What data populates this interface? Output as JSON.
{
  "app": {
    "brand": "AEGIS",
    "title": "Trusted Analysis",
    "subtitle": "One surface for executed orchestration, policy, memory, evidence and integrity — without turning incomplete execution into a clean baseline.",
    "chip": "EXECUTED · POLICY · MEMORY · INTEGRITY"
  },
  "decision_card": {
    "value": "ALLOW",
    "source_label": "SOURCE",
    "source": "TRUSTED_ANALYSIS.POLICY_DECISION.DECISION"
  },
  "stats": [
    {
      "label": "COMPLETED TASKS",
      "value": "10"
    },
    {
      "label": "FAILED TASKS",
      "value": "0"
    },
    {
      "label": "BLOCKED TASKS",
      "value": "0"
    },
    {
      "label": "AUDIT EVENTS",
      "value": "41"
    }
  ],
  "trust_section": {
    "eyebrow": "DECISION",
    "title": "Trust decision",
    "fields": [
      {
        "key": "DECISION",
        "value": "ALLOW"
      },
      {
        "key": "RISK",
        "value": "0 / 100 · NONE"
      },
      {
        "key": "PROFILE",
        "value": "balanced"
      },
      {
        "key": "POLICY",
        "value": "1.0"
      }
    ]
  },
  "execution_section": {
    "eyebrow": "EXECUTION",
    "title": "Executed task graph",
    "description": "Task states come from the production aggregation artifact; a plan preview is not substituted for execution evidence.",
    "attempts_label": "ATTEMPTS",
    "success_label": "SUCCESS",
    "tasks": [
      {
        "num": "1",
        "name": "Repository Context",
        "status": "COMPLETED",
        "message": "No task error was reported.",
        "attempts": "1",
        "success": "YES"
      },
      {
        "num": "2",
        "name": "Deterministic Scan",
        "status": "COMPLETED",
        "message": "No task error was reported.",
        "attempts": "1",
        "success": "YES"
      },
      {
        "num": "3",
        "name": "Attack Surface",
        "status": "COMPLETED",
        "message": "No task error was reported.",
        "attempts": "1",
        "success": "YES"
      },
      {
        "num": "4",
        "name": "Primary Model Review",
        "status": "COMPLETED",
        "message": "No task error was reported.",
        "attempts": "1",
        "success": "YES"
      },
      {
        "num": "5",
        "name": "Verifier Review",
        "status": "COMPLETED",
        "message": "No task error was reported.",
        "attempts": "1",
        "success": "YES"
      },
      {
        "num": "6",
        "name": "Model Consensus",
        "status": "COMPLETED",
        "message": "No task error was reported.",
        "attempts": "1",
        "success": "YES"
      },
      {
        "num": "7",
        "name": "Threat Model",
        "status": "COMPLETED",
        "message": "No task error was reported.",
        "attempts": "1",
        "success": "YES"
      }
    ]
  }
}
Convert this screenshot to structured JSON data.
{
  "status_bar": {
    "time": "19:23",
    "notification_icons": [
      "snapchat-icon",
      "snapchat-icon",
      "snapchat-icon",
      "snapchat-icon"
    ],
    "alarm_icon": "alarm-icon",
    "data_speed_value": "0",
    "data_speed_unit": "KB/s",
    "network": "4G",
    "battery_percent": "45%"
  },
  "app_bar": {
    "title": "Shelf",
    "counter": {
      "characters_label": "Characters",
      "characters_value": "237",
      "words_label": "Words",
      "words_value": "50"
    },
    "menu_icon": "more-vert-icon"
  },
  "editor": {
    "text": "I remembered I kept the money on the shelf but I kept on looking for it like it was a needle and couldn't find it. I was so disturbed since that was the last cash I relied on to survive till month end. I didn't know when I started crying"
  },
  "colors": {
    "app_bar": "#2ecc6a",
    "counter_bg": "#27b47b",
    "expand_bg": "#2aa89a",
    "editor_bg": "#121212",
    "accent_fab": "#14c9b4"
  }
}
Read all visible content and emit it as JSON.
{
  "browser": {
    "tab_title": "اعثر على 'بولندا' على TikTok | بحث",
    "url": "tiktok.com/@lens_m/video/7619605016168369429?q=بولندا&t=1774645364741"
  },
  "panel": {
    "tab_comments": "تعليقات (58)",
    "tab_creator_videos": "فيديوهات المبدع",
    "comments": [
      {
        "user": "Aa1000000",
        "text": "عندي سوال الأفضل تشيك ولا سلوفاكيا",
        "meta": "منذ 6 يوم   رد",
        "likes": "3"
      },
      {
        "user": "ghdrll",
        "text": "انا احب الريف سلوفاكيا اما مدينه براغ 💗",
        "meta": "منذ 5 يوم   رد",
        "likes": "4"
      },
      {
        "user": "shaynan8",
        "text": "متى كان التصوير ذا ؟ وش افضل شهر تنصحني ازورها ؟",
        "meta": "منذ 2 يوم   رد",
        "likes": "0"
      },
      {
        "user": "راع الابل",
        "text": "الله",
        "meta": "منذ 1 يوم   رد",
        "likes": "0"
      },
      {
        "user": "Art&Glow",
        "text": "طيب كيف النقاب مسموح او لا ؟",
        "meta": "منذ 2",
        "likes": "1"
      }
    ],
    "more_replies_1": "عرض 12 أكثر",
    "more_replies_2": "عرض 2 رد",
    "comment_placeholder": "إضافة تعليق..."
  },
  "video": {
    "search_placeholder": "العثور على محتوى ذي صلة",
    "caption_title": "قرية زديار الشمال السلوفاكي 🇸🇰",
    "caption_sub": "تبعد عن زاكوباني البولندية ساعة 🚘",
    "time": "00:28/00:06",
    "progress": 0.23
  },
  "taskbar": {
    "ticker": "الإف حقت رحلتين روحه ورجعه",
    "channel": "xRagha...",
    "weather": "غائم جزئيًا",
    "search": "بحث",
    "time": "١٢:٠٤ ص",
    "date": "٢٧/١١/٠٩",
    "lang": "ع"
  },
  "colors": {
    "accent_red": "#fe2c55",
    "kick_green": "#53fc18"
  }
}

__Stated goal__.
Transcribe every entry verbatim.

__Answer for this exercise__.
What data populates this interface? Output as JSON.
{
  "app": {
    "brand": "AEGIS",
    "title": "Trusted Analysis",
    "subtitle": "One surface for executed orchestration, policy, memory, evidence and integrity — without turning incomplete execution into a clean baseline.",
    "chip": "EXECUTED · POLICY · MEMORY · INTEGRITY"
  },
  "decision_card": {
    "value": "ALLOW",
    "source_label": "SOURCE",
    "source": "TRUSTED_ANALYSIS.POLICY_DECISION.DECISION"
  },
  "stats": [
    {
      "label": "COMPLETED TASKS",
      "value": "10"
    },
    {
      "label": "FAILED TASKS",
      "value": "0"
    },
    {
      "label": "BLOCKED TASKS",
      "value": "0"
    },
    {
      "label": "AUDIT EVENTS",
      "value": "41"
    }
  ],
  "trust_section": {
    "eyebrow": "DECISION",
    "title": "Trust decision",
    "fields": [
      {
        "key": "DECISION",
        "value": "ALLOW"
      },
      {
        "key": "RISK",
        "value": "0 / 100 · NONE"
      },
      {
        "key": "PROFILE",
        "value": "balanced"
      },
      {
        "key": "POLICY",
        "value": "1.0"
      }
    ]
  },
  "execution_section": {
    "eyebrow": "EXECUTION",
    "title": "Executed task graph",
    "description": "Task states come from the production aggregation artifact; a plan preview is not substituted for execution evidence.",
    "attempts_label": "ATTEMPTS",
    "success_label": "SUCCESS",
    "tasks": [
      {
        "num": "1",
        "name": "Repository Context",
        "status": "COMPLETED",
        "message": "No task error was reported.",
        "attempts": "1",
        "success": "YES"
      },
      {
        "num": "2",
        "name": "Deterministic Scan",
        "status": "COMPLETED",
        "message": "No task error was reported.",
        "attempts": "1",
        "success": "YES"
      },
      {
        "num": "3",
        "name": "Attack Surface",
        "status": "COMPLETED",
        "message": "No task error was reported.",
        "attempts": "1",
        "success": "YES"
      },
      {
        "num": "4",
        "name": "Primary Model Review",
        "status": "COMPLETED",
        "message": "No task error was reported.",
        "attempts": "1",
        "success": "YES"
      },
      {
        "num": "5",
        "name": "Verifier Review",
        "status": "COMPLETED",
        "message": "No task error was reported.",
        "attempts": "1",
        "success": "YES"
      },
      {
        "num": "6",
        "name": "Model Consensus",
        "status": "COMPLETED",
        "message": "No task error was reported.",
        "attempts": "1",
        "success": "YES"
      },
      {
        "num": "7",
        "name": "Threat Model",
        "status": "COMPLETED",
        "message": "No task error was reported.",
        "attempts": "1",
        "success": "YES"
      }
    ]
  }
}
Convert this screenshot to structured JSON data.
{
  "status_bar": {
    "time": "19:23",
    "notification_icons": [
      "snapchat-icon",
      "snapchat-icon",
      "snapchat-icon",
      "snapchat-icon"
    ],
    "alarm_icon": "alarm-icon",
    "data_speed_value": "0",
    "data_speed_unit": "KB/s",
    "network": "4G",
    "battery_percent": "45%"
  },
  "app_bar": {
    "title": "Shelf",
    "counter": {
      "characters_label": "Characters",
      "characters_value": "237",
      "words_label": "Words",
      "words_value": "50"
    },
    "menu_icon": "more-vert-icon"
  },
  "editor": {
    "text": "I remembered I kept the money on the shelf but I kept on looking for it like it was a needle and couldn't find it. I was so disturbed since that was the last cash I relied on to survive till month end. I didn't know when I started crying"
  },
  "colors": {
    "app_bar": "#2ecc6a",
    "counter_bg": "#27b47b",
    "expand_bg": "#2aa89a",
    "editor_bg": "#121212",
    "accent_fab": "#14c9b4"
  }
}
Read all visible content and emit it as JSON.
{
  "browser": {
    "tab_title": "اعثر على 'بولندا' على TikTok | بحث",
    "url": "tiktok.com/@lens_m/video/7619605016168369429?q=بولندا&t=1774645364741"
  },
  "panel": {
    "tab_comments": "تعليقات (58)",
    "tab_creator_videos": "فيديوهات المبدع",
    "comments": [
      {
        "user": "Aa1000000",
        "text": "عندي سوال الأفضل تشيك ولا سلوفاكيا",
        "meta": "منذ 6 يوم   رد",
        "likes": "3"
      },
      {
        "user": "ghdrll",
        "text": "انا احب الريف سلوفاكيا اما مدينه براغ 💗",
        "meta": "منذ 5 يوم   رد",
        "likes": "4"
      },
      {
        "user": "shaynan8",
        "text": "متى كان التصوير ذا ؟ وش افضل شهر تنصحني ازورها ؟",
        "meta": "منذ 2 يوم   رد",
        "likes": "0"
      },
      {
        "user": "راع الابل",
        "text": "الله",
        "meta": "منذ 1 يوم   رد",
        "likes": "0"
      },
      {
        "user": "Art&Glow",
        "text": "طيب كيف النقاب مسموح او لا ؟",
        "meta": "منذ 2",
        "likes": "1"
      }
    ],
    "more_replies_1": "عرض 12 أكثر",
    "more_replies_2": "عرض 2 رد",
    "comment_placeholder": "إضافة تعليق..."
  },
  "video": {
    "search_placeholder": "العثور على محتوى ذي صلة",
    "caption_title": "قرية زديار الشمال السلوفاكي 🇸🇰",
    "caption_sub": "تبعد عن زاكوباني البولندية ساعة 🚘",
    "time": "00:28/00:06",
    "progress": 0.23
  },
  "taskbar": {
    "ticker": "الإف حقت رحلتين روحه ورجعه",
    "channel": "xRagha...",
    "weather": "غائم جزئيًا",
    "search": "بحث",
    "time": "١٢:٠٤ ص",
    "date": "٢٧/١١/٠٩",
    "lang": "ع"
  },
  "colors": {
    "accent_red": "#fe2c55",
    "kick_green": "#53fc18"
  }
}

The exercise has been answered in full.